▶ [Problem description]
Return each line containing the string "fire".

▶ [Working data]
>> BEGIN

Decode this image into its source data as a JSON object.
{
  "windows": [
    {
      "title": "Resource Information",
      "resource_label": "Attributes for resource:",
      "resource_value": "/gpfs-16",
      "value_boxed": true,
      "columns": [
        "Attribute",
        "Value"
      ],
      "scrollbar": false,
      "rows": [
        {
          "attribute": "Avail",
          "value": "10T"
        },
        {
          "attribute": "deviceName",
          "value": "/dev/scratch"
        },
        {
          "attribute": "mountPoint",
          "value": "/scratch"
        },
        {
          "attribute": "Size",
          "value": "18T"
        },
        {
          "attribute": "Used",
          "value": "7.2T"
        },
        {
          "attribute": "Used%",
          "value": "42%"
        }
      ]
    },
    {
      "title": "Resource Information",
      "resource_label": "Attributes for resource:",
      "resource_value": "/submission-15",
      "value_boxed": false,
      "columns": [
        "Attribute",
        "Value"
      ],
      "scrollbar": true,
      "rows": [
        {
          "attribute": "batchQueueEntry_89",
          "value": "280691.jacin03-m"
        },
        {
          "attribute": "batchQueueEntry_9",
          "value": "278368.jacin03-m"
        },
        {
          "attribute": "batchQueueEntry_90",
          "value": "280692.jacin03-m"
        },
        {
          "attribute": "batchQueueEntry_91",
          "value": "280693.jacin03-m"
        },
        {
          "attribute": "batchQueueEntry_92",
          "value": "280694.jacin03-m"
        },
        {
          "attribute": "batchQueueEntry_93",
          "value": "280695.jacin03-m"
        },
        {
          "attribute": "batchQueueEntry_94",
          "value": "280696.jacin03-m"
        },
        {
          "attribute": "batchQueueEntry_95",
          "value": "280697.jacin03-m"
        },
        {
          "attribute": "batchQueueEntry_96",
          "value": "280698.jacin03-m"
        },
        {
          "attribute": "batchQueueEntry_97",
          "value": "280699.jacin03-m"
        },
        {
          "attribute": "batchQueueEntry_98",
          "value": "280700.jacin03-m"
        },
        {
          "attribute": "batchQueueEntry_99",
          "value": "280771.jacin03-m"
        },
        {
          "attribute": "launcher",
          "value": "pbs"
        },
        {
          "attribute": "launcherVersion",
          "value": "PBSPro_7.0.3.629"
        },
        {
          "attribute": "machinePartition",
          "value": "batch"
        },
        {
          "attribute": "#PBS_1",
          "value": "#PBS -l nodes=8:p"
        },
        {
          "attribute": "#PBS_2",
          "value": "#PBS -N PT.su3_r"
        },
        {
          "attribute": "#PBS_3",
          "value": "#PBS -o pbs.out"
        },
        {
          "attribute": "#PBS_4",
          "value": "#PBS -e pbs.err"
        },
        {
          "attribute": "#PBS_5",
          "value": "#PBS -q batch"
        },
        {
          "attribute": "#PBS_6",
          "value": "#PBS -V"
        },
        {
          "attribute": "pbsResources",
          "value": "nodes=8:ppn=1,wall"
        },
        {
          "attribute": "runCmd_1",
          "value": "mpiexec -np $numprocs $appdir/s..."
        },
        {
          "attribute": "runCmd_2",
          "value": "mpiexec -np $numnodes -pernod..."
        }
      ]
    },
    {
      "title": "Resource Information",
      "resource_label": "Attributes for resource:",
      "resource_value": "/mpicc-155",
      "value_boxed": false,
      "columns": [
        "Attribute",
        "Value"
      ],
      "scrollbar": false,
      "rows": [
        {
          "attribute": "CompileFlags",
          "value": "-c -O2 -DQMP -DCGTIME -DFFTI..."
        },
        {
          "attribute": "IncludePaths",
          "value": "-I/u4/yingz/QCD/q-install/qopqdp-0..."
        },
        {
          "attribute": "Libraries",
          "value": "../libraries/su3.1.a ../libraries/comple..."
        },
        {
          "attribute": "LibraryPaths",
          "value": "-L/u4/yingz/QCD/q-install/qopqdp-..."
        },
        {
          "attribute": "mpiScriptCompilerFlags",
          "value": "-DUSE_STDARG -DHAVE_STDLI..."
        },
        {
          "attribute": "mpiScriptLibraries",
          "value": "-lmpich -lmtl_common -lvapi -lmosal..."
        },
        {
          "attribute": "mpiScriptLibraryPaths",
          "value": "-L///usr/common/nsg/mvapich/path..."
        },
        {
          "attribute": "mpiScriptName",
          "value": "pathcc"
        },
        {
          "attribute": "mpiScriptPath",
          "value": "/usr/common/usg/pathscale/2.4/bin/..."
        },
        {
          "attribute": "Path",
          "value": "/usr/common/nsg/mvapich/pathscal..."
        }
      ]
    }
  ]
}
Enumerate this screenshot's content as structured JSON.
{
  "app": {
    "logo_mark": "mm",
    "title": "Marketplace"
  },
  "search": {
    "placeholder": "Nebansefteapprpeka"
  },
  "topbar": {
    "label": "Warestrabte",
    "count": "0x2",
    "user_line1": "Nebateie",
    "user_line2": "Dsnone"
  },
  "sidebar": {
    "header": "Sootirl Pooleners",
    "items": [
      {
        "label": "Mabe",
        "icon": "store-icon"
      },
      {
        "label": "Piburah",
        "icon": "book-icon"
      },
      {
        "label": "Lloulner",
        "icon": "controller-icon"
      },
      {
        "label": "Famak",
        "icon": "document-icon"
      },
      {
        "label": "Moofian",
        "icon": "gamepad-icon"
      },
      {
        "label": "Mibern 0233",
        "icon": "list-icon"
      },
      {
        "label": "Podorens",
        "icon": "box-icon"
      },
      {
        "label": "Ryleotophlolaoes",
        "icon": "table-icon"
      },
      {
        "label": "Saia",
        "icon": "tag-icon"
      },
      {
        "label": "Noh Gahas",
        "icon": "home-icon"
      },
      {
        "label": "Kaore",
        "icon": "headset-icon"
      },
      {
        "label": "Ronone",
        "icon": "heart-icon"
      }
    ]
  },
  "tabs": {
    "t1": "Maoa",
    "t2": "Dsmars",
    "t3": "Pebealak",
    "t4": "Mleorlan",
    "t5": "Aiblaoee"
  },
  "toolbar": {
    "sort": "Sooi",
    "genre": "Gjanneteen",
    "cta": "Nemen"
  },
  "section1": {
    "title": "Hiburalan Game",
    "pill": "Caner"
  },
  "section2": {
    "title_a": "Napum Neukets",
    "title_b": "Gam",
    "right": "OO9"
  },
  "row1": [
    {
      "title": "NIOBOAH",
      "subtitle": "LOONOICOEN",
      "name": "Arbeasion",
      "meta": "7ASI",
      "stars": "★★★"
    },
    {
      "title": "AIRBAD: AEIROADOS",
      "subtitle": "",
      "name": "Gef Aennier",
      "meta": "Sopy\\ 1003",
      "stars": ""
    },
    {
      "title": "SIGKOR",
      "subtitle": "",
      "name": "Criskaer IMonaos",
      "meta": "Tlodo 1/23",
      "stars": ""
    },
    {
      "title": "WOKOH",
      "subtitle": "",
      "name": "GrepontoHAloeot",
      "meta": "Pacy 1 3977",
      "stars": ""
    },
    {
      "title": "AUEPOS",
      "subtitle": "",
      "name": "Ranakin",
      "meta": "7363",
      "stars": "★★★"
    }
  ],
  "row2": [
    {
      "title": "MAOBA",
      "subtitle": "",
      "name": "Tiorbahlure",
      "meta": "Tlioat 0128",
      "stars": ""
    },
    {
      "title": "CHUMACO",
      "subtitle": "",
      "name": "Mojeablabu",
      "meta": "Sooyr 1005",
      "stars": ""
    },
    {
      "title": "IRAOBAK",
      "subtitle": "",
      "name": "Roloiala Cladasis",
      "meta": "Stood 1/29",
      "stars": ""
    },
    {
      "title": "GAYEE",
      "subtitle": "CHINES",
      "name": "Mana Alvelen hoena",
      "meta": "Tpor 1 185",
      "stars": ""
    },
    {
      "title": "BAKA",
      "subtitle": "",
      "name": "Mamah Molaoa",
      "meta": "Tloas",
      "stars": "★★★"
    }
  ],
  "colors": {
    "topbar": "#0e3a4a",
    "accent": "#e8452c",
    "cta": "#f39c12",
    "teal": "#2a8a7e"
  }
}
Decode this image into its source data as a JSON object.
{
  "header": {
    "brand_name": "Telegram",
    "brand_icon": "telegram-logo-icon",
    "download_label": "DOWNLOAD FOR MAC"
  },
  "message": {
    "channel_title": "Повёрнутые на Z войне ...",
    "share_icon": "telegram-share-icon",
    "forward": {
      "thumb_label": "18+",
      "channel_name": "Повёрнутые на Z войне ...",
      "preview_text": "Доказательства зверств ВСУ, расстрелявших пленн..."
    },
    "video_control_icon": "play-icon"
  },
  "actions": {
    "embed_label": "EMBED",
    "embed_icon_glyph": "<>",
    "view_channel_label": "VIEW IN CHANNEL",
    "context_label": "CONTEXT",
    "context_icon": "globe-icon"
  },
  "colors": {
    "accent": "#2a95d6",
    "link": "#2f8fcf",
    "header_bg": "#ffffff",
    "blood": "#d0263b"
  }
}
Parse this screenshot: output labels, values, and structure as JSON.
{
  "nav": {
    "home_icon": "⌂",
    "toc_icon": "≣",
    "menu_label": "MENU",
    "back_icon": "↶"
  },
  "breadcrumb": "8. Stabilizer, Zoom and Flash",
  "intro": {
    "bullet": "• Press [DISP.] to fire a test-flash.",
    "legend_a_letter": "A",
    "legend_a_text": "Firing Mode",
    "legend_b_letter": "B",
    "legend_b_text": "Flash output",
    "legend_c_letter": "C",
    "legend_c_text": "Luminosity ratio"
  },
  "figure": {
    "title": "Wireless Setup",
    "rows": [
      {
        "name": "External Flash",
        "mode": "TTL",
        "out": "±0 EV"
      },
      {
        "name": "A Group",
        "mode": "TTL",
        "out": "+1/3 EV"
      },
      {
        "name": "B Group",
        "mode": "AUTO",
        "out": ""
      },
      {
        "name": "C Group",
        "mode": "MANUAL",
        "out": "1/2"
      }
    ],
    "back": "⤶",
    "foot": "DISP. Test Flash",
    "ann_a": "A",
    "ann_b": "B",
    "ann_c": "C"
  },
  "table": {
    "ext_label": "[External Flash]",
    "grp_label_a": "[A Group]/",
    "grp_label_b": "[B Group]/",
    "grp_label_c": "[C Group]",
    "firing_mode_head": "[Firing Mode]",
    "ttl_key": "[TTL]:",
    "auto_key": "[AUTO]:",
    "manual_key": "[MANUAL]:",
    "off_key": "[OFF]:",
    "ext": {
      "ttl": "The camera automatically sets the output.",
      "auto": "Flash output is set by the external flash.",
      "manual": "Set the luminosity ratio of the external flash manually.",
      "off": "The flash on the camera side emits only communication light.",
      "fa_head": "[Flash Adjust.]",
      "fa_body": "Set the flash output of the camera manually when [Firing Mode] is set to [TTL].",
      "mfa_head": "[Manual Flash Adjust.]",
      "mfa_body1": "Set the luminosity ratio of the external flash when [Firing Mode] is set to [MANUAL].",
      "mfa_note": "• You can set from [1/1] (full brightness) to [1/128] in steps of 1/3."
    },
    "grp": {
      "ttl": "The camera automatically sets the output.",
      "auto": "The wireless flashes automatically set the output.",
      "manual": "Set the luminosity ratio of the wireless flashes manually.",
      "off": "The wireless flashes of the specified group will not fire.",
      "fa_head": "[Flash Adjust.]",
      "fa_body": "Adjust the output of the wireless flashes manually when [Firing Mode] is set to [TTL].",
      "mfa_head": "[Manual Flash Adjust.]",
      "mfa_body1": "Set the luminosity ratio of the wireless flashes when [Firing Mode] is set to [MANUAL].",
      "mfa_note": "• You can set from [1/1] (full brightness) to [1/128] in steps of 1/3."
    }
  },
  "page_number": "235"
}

>> END

▶ [Solution to this exercise]
    "bullet": "• Press [DISP.] to fire a test-flash.",
      "off": "The wireless flashes of the specified group will not fire.",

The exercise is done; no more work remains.